**Short exercise:** Transcribe the listing verbatim. Do not carry over any pictures.

**Records for this exercise:**

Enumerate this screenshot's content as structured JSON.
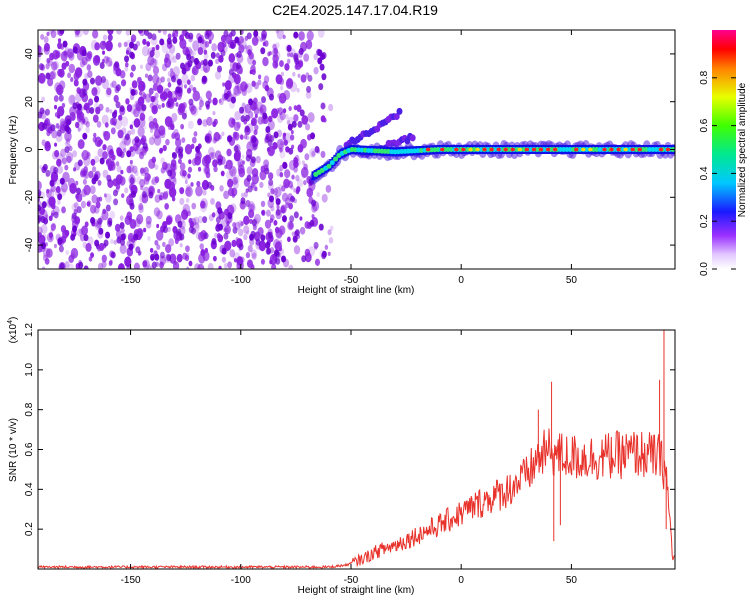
{
  "figure": {
    "title": "C2E4.2025.147.17.04.R19"
  },
  "chart_data": [
    {
      "type": "heatmap",
      "xlabel": "Height of straight line (km)",
      "ylabel": "Frequency (Hz)",
      "xlim": [
        -192,
        97
      ],
      "ylim": [
        -50,
        50
      ],
      "x_ticks": [
        -150,
        -100,
        -50,
        0,
        50
      ],
      "y_ticks": [
        -40,
        -20,
        0,
        20,
        40
      ],
      "colorbar": {
        "label": "Normalized spectral amplitude",
        "range": [
          0,
          1
        ],
        "ticks": [
          "0.0",
          "0.2",
          "0.4",
          "0.6",
          "0.8"
        ],
        "colormap": "white-violet-blue-cyan-green-yellow-red-magenta"
      },
      "noise_region": {
        "x_range": [
          -192,
          -62
        ],
        "dominant_color": "#8a1fe0"
      },
      "signal_track": [
        {
          "x": -67,
          "y": -11
        },
        {
          "x": -60,
          "y": -7
        },
        {
          "x": -55,
          "y": -2
        },
        {
          "x": -50,
          "y": 0
        },
        {
          "x": -30,
          "y": -1
        },
        {
          "x": -10,
          "y": 0
        },
        {
          "x": 0,
          "y": 0
        },
        {
          "x": 30,
          "y": 0
        },
        {
          "x": 60,
          "y": 0
        },
        {
          "x": 97,
          "y": 0
        }
      ],
      "signal_branches": [
        {
          "from_x": -52,
          "to_x": -28,
          "from_y": 2,
          "to_y": 15
        },
        {
          "from_x": -45,
          "to_x": -22,
          "from_y": -2,
          "to_y": 5
        }
      ],
      "peak_amplitude_range": {
        "x_from": -15,
        "x_to": 95,
        "y": 0
      }
    },
    {
      "type": "line",
      "xlabel": "Height of straight line (km)",
      "ylabel": "SNR (10 * v/v)",
      "y_multiplier_label": "(x10",
      "y_multiplier_exp": "4",
      "y_multiplier_close": ")",
      "xlim": [
        -192,
        97
      ],
      "ylim": [
        0,
        1.2
      ],
      "x_ticks": [
        -150,
        -100,
        -50,
        0,
        50
      ],
      "y_ticks": [
        "0.2",
        "0.4",
        "0.6",
        "0.8",
        "1.0",
        "1.2"
      ],
      "color": "#e8322b",
      "series": [
        {
          "x": [
            -192,
            -150,
            -100,
            -70,
            -60,
            -52,
            -45,
            -38,
            -30,
            -20,
            -10,
            0,
            10,
            20,
            30,
            35,
            40,
            45,
            50,
            60,
            70,
            80,
            85,
            90,
            93,
            96
          ],
          "values": [
            0.01,
            0.01,
            0.01,
            0.01,
            0.01,
            0.02,
            0.05,
            0.09,
            0.12,
            0.17,
            0.22,
            0.28,
            0.34,
            0.39,
            0.47,
            0.56,
            0.59,
            0.57,
            0.56,
            0.56,
            0.57,
            0.58,
            0.57,
            0.56,
            0.48,
            0.05
          ]
        }
      ],
      "spikes": [
        {
          "x": 35,
          "y": 0.8
        },
        {
          "x": 41,
          "y": 0.94
        },
        {
          "x": 42,
          "y": 0.14
        },
        {
          "x": 45,
          "y": 0.22
        },
        {
          "x": 90,
          "y": 0.95
        },
        {
          "x": 92,
          "y": 1.2
        },
        {
          "x": 93,
          "y": 0.2
        }
      ]
    }
  ]
}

**Complete answer:**
Enumerate this screenshot's content as structured JSON.
{
  "figure": {
    "title": "C2E4.2025.147.17.04.R19"
  },
  "chart_data": [
    {
      "type": "heatmap",
      "xlabel": "Height of straight line (km)",
      "ylabel": "Frequency (Hz)",
      "xlim": [
        -192,
        97
      ],
      "ylim": [
        -50,
        50
      ],
      "x_ticks": [
        -150,
        -100,
        -50,
        0,
        50
      ],
      "y_ticks": [
        -40,
        -20,
        0,
        20,
        40
      ],
      "colorbar": {
        "label": "Normalized spectral amplitude",
        "range": [
          0,
          1
        ],
        "ticks": [
          "0.0",
          "0.2",
          "0.4",
          "0.6",
          "0.8"
        ],
        "colormap": "white-violet-blue-cyan-green-yellow-red-magenta"
      },
      "noise_region": {
        "x_range": [
          -192,
          -62
        ],
        "dominant_color": "#8a1fe0"
      },
      "signal_track": [
        {
          "x": -67,
          "y": -11
        },
        {
          "x": -60,
          "y": -7
        },
        {
          "x": -55,
          "y": -2
        },
        {
          "x": -50,
          "y": 0
        },
        {
          "x": -30,
          "y": -1
        },
        {
          "x": -10,
          "y": 0
        },
        {
          "x": 0,
          "y": 0
        },
        {
          "x": 30,
          "y": 0
        },
        {
          "x": 60,
          "y": 0
        },
        {
          "x": 97,
          "y": 0
        }
      ],
      "signal_branches": [
        {
          "from_x": -52,
          "to_x": -28,
          "from_y": 2,
          "to_y": 15
        },
        {
          "from_x": -45,
          "to_x": -22,
          "from_y": -2,
          "to_y": 5
        }
      ],
      "peak_amplitude_range": {
        "x_from": -15,
        "x_to": 95,
        "y": 0
      }
    },
    {
      "type": "line",
      "xlabel": "Height of straight line (km)",
      "ylabel": "SNR (10 * v/v)",
      "y_multiplier_label": "(x10",
      "y_multiplier_exp": "4",
      "y_multiplier_close": ")",
      "xlim": [
        -192,
        97
      ],
      "ylim": [
        0,
        1.2
      ],
      "x_ticks": [
        -150,
        -100,
        -50,
        0,
        50
      ],
      "y_ticks": [
        "0.2",
        "0.4",
        "0.6",
        "0.8",
        "1.0",
        "1.2"
      ],
      "color": "#e8322b",
      "series": [
        {
          "x": [
            -192,
            -150,
            -100,
            -70,
            -60,
            -52,
            -45,
            -38,
            -30,
            -20,
            -10,
            0,
            10,
            20,
            30,
            35,
            40,
            45,
            50,
            60,
            70,
            80,
            85,
            90,
            93,
            96
          ],
          "values": [
            0.01,
            0.01,
            0.01,
            0.01,
            0.01,
            0.02,
            0.05,
            0.09,
            0.12,
            0.17,
            0.22,
            0.28,
            0.34,
            0.39,
            0.47,
            0.56,
            0.59,
            0.57,
            0.56,
            0.56,
            0.57,
            0.58,
            0.57,
            0.56,
            0.48,
            0.05
          ]
        }
      ],
      "spikes": [
        {
          "x": 35,
          "y": 0.8
        },
        {
          "x": 41,
          "y": 0.94
        },
        {
          "x": 42,
          "y": 0.14
        },
        {
          "x": 45,
          "y": 0.22
        },
        {
          "x": 90,
          "y": 0.95
        },
        {
          "x": 92,
          "y": 1.2
        },
        {
          "x": 93,
          "y": 0.2
        }
      ]
    }
  ]
}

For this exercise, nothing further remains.